• [PROBLEM] Identify each line in the records below that contains the word "EIIs", and copy it.
##### RECORDED INFORMATION #####
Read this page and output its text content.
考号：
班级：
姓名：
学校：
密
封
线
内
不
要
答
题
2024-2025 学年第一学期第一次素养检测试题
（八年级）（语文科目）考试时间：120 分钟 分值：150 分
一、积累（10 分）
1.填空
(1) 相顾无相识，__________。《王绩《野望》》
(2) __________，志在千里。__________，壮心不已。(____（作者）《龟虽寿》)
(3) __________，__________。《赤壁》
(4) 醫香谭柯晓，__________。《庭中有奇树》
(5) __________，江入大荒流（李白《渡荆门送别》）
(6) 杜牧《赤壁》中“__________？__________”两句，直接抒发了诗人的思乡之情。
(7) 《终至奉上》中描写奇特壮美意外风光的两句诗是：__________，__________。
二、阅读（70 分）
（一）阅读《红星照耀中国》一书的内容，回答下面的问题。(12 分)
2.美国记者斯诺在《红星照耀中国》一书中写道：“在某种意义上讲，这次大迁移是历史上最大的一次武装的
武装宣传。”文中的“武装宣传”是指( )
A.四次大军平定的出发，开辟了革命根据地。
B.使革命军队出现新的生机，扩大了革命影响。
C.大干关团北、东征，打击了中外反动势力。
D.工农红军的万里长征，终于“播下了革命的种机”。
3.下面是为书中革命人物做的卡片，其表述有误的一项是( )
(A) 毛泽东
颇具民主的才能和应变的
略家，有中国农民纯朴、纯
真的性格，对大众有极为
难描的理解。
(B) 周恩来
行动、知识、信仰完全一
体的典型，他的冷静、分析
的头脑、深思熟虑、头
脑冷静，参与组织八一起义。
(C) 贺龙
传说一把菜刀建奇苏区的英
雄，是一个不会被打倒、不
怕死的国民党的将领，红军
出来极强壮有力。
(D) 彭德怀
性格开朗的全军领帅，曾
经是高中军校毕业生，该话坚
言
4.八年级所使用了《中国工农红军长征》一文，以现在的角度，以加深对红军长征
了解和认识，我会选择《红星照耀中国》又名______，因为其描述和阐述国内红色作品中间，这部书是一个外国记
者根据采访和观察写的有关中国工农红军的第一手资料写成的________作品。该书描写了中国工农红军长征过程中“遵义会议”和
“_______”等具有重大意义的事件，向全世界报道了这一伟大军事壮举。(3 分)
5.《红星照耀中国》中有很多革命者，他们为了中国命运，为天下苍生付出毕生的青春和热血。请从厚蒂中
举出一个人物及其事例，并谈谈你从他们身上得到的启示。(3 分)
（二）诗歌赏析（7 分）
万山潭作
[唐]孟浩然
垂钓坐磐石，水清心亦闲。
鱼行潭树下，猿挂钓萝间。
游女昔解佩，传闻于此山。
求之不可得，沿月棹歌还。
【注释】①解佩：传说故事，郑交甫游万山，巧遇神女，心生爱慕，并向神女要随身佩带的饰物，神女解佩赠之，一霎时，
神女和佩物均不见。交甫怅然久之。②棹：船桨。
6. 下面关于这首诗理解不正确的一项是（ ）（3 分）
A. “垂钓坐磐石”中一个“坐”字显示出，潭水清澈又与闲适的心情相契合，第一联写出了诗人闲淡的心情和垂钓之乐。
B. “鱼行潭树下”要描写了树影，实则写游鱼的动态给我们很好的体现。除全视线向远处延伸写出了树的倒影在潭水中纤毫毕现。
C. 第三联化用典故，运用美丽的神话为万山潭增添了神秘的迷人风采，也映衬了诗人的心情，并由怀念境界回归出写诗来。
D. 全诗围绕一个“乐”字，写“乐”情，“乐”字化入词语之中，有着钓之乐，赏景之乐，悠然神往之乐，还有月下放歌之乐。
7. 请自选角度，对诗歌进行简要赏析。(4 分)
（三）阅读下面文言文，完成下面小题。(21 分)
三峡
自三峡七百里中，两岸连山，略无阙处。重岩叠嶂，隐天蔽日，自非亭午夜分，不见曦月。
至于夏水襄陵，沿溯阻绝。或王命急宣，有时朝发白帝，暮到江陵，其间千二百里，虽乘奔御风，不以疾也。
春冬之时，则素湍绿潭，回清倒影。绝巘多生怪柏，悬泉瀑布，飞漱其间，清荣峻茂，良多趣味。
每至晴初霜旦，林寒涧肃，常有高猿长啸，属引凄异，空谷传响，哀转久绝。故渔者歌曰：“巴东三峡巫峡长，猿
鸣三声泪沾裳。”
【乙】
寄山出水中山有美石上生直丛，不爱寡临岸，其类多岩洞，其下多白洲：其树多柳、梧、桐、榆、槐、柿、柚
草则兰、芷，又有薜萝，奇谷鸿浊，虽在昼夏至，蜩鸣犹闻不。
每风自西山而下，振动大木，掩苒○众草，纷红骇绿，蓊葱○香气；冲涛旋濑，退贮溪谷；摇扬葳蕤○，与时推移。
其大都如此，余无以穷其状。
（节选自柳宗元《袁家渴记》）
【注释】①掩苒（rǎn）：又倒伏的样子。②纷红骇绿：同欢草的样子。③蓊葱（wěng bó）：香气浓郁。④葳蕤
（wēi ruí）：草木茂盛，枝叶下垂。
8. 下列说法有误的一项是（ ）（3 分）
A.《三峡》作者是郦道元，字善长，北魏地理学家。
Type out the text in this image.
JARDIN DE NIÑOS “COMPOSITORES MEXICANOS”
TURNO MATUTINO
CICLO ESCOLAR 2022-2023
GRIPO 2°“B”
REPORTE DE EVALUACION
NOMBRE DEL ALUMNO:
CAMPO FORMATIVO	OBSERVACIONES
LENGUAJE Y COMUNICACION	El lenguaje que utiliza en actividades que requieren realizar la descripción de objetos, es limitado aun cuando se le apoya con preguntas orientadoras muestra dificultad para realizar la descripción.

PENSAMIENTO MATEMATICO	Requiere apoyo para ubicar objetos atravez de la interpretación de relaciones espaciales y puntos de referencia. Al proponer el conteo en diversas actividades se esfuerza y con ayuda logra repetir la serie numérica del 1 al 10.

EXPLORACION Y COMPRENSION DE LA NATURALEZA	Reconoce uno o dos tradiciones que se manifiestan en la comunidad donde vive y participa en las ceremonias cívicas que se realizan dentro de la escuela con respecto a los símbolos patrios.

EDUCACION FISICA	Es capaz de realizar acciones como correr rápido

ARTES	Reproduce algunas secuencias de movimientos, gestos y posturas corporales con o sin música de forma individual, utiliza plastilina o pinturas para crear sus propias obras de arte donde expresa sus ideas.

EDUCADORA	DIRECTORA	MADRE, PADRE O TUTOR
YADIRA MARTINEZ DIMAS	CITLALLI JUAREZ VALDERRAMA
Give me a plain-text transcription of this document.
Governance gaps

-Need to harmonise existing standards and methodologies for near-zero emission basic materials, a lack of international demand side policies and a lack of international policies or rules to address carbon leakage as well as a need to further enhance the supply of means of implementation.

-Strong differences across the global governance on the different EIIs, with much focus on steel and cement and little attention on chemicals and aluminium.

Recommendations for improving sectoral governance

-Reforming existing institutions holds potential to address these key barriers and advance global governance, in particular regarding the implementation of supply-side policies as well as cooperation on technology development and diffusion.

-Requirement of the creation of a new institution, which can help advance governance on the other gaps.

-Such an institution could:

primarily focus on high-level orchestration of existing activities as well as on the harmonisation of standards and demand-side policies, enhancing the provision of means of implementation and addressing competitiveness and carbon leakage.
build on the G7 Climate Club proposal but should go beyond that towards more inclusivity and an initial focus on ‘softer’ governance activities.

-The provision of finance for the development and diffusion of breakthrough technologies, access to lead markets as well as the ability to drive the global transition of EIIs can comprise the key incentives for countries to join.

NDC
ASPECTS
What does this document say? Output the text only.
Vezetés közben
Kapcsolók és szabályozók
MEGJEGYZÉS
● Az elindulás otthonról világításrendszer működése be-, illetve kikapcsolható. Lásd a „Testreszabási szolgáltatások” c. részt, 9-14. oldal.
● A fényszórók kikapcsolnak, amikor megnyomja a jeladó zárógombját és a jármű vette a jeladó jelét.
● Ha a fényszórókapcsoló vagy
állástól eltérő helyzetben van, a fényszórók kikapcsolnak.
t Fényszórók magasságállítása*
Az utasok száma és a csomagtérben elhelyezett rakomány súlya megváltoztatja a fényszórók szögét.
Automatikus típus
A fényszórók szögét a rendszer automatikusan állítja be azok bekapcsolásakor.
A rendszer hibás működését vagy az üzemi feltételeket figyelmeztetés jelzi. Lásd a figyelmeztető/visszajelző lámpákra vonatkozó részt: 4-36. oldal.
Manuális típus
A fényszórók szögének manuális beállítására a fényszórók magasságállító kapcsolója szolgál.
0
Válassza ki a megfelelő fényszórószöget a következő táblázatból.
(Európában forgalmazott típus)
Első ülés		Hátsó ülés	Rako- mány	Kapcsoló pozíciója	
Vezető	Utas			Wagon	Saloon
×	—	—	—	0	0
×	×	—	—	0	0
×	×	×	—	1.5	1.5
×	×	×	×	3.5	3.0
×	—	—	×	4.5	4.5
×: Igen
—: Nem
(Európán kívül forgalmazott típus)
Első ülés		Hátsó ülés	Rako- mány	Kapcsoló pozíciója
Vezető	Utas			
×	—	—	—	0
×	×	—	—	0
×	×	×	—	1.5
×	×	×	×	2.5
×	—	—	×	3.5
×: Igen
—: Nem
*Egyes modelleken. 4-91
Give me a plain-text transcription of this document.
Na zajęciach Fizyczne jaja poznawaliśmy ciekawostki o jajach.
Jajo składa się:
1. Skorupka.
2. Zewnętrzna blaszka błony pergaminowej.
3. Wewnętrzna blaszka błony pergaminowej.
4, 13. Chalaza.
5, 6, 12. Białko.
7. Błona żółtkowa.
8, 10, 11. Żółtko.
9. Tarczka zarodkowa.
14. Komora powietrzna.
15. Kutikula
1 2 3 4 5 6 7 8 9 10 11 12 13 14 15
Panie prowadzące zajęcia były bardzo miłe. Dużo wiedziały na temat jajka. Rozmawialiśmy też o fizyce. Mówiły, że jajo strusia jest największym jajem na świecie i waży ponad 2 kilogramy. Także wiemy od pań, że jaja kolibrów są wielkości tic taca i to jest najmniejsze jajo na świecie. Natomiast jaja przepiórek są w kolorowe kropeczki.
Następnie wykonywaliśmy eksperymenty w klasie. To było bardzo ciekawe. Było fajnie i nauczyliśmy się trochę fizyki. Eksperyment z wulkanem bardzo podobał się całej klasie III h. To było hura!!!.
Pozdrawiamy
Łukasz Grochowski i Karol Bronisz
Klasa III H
#####
• [RIGHT ANSWER]
-Strong differences across the global governance on the different EIIs, with much focus on steel and cement and little attention on chemicals and aluminium.
-The provision of finance for the development and diffusion of breakthrough technologies, access to lead markets as well as the ability to drive the global transition of EIIs can comprise the key incentives for countries to join.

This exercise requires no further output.